─── DATA FOR THIS EXERCISE ───

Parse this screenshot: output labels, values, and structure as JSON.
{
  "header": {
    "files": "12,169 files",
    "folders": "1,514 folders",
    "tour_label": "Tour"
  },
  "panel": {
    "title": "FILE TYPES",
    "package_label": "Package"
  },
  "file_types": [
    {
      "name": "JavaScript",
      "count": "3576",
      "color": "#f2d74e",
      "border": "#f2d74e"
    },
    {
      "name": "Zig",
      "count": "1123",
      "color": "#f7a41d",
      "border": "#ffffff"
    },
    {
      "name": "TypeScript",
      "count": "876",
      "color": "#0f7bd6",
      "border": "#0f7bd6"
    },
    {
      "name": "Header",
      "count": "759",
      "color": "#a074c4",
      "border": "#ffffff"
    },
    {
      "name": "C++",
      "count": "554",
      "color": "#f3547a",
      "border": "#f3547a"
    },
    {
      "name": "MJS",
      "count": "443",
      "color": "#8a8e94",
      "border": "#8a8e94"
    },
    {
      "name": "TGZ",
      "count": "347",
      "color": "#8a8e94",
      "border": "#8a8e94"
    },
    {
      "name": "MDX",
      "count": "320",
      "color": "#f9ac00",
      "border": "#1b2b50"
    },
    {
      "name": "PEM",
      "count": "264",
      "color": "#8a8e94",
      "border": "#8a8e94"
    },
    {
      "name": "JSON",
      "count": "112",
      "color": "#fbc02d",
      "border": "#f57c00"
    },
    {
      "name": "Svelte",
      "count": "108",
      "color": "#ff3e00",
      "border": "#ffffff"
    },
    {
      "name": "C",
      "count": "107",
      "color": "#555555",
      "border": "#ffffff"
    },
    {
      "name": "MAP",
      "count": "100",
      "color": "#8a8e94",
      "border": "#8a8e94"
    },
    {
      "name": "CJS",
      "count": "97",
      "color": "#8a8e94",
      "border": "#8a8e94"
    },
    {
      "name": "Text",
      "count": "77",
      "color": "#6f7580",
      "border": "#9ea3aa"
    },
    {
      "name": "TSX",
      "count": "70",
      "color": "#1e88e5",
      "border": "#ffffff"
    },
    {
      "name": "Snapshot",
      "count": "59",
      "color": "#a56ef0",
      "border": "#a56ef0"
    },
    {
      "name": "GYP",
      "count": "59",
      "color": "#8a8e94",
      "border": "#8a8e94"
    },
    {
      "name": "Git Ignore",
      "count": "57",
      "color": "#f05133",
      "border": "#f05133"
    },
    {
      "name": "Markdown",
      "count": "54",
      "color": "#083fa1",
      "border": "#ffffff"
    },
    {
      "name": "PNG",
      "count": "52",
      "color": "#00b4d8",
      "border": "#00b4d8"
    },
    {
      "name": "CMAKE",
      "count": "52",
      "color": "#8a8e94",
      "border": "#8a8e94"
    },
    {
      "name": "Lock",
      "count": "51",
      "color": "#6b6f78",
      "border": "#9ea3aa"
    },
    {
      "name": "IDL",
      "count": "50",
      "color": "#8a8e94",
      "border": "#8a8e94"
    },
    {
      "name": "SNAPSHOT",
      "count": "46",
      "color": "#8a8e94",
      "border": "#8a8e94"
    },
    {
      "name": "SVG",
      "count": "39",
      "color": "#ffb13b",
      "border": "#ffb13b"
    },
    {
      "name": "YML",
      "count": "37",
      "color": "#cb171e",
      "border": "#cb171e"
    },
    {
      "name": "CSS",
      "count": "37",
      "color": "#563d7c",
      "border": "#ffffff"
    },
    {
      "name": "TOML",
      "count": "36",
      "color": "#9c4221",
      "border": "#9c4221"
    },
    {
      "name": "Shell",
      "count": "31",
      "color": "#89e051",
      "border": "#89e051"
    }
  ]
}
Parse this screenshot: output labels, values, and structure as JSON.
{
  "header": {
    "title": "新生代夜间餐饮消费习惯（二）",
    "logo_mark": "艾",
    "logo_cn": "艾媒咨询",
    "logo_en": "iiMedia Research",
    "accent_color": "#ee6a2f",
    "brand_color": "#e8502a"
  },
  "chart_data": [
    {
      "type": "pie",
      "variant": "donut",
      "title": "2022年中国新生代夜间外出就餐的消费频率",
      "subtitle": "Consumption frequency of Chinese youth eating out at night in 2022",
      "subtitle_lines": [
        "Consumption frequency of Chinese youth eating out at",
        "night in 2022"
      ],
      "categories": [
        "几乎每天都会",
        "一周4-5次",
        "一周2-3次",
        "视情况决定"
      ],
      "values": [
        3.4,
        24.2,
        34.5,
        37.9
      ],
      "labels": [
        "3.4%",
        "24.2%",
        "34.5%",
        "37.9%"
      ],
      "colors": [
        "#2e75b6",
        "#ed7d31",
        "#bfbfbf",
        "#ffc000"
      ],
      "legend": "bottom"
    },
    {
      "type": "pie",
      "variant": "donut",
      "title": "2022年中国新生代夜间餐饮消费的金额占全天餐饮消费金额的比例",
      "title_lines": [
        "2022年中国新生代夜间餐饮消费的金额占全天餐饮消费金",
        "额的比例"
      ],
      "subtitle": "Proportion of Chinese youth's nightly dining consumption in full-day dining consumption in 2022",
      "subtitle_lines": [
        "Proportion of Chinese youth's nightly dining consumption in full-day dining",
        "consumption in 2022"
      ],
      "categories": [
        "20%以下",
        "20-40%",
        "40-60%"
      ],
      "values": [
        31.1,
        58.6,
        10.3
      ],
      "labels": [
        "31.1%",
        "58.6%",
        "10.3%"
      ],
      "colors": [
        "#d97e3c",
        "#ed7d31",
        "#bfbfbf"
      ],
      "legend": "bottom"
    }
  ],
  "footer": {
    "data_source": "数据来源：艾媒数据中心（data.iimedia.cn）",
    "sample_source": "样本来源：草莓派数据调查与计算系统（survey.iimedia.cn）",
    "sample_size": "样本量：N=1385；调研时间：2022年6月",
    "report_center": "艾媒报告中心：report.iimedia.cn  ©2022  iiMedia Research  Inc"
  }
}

───

* THE REQUEST
Please copy out each record, character for character.

* ANSWER FOR THIS EXERCISE
Parse this screenshot: output labels, values, and structure as JSON.
{
  "header": {
    "files": "12,169 files",
    "folders": "1,514 folders",
    "tour_label": "Tour"
  },
  "panel": {
    "title": "FILE TYPES",
    "package_label": "Package"
  },
  "file_types": [
    {
      "name": "JavaScript",
      "count": "3576",
      "color": "#f2d74e",
      "border": "#f2d74e"
    },
    {
      "name": "Zig",
      "count": "1123",
      "color": "#f7a41d",
      "border": "#ffffff"
    },
    {
      "name": "TypeScript",
      "count": "876",
      "color": "#0f7bd6",
      "border": "#0f7bd6"
    },
    {
      "name": "Header",
      "count": "759",
      "color": "#a074c4",
      "border": "#ffffff"
    },
    {
      "name": "C++",
      "count": "554",
      "color": "#f3547a",
      "border": "#f3547a"
    },
    {
      "name": "MJS",
      "count": "443",
      "color": "#8a8e94",
      "border": "#8a8e94"
    },
    {
      "name": "TGZ",
      "count": "347",
      "color": "#8a8e94",
      "border": "#8a8e94"
    },
    {
      "name": "MDX",
      "count": "320",
      "color": "#f9ac00",
      "border": "#1b2b50"
    },
    {
      "name": "PEM",
      "count": "264",
      "color": "#8a8e94",
      "border": "#8a8e94"
    },
    {
      "name": "JSON",
      "count": "112",
      "color": "#fbc02d",
      "border": "#f57c00"
    },
    {
      "name": "Svelte",
      "count": "108",
      "color": "#ff3e00",
      "border": "#ffffff"
    },
    {
      "name": "C",
      "count": "107",
      "color": "#555555",
      "border": "#ffffff"
    },
    {
      "name": "MAP",
      "count": "100",
      "color": "#8a8e94",
      "border": "#8a8e94"
    },
    {
      "name": "CJS",
      "count": "97",
      "color": "#8a8e94",
      "border": "#8a8e94"
    },
    {
      "name": "Text",
      "count": "77",
      "color": "#6f7580",
      "border": "#9ea3aa"
    },
    {
      "name": "TSX",
      "count": "70",
      "color": "#1e88e5",
      "border": "#ffffff"
    },
    {
      "name": "Snapshot",
      "count": "59",
      "color": "#a56ef0",
      "border": "#a56ef0"
    },
    {
      "name": "GYP",
      "count": "59",
      "color": "#8a8e94",
      "border": "#8a8e94"
    },
    {
      "name": "Git Ignore",
      "count": "57",
      "color": "#f05133",
      "border": "#f05133"
    },
    {
      "name": "Markdown",
      "count": "54",
      "color": "#083fa1",
      "border": "#ffffff"
    },
    {
      "name": "PNG",
      "count": "52",
      "color": "#00b4d8",
      "border": "#00b4d8"
    },
    {
      "name": "CMAKE",
      "count": "52",
      "color": "#8a8e94",
      "border": "#8a8e94"
    },
    {
      "name": "Lock",
      "count": "51",
      "color": "#6b6f78",
      "border": "#9ea3aa"
    },
    {
      "name": "IDL",
      "count": "50",
      "color": "#8a8e94",
      "border": "#8a8e94"
    },
    {
      "name": "SNAPSHOT",
      "count": "46",
      "color": "#8a8e94",
      "border": "#8a8e94"
    },
    {
      "name": "SVG",
      "count": "39",
      "color": "#ffb13b",
      "border": "#ffb13b"
    },
    {
      "name": "YML",
      "count": "37",
      "color": "#cb171e",
      "border": "#cb171e"
    },
    {
      "name": "CSS",
      "count": "37",
      "color": "#563d7c",
      "border": "#ffffff"
    },
    {
      "name": "TOML",
      "count": "36",
      "color": "#9c4221",
      "border": "#9c4221"
    },
    {
      "name": "Shell",
      "count": "31",
      "color": "#89e051",
      "border": "#89e051"
    }
  ]
}
Parse this screenshot: output labels, values, and structure as JSON.
{
  "header": {
    "title": "新生代夜间餐饮消费习惯（二）",
    "logo_mark": "艾",
    "logo_cn": "艾媒咨询",
    "logo_en": "iiMedia Research",
    "accent_color": "#ee6a2f",
    "brand_color": "#e8502a"
  },
  "chart_data": [
    {
      "type": "pie",
      "variant": "donut",
      "title": "2022年中国新生代夜间外出就餐的消费频率",
      "subtitle": "Consumption frequency of Chinese youth eating out at night in 2022",
      "subtitle_lines": [
        "Consumption frequency of Chinese youth eating out at",
        "night in 2022"
      ],
      "categories": [
        "几乎每天都会",
        "一周4-5次",
        "一周2-3次",
        "视情况决定"
      ],
      "values": [
        3.4,
        24.2,
        34.5,
        37.9
      ],
      "labels": [
        "3.4%",
        "24.2%",
        "34.5%",
        "37.9%"
      ],
      "colors": [
        "#2e75b6",
        "#ed7d31",
        "#bfbfbf",
        "#ffc000"
      ],
      "legend": "bottom"
    },
    {
      "type": "pie",
      "variant": "donut",
      "title": "2022年中国新生代夜间餐饮消费的金额占全天餐饮消费金额的比例",
      "title_lines": [
        "2022年中国新生代夜间餐饮消费的金额占全天餐饮消费金",
        "额的比例"
      ],
      "subtitle": "Proportion of Chinese youth's nightly dining consumption in full-day dining consumption in 2022",
      "subtitle_lines": [
        "Proportion of Chinese youth's nightly dining consumption in full-day dining",
        "consumption in 2022"
      ],
      "categories": [
        "20%以下",
        "20-40%",
        "40-60%"
      ],
      "values": [
        31.1,
        58.6,
        10.3
      ],
      "labels": [
        "31.1%",
        "58.6%",
        "10.3%"
      ],
      "colors": [
        "#d97e3c",
        "#ed7d31",
        "#bfbfbf"
      ],
      "legend": "bottom"
    }
  ],
  "footer": {
    "data_source": "数据来源：艾媒数据中心（data.iimedia.cn）",
    "sample_source": "样本来源：草莓派数据调查与计算系统（survey.iimedia.cn）",
    "sample_size": "样本量：N=1385；调研时间：2022年6月",
    "report_center": "艾媒报告中心：report.iimedia.cn  ©2022  iiMedia Research  Inc"
  }
}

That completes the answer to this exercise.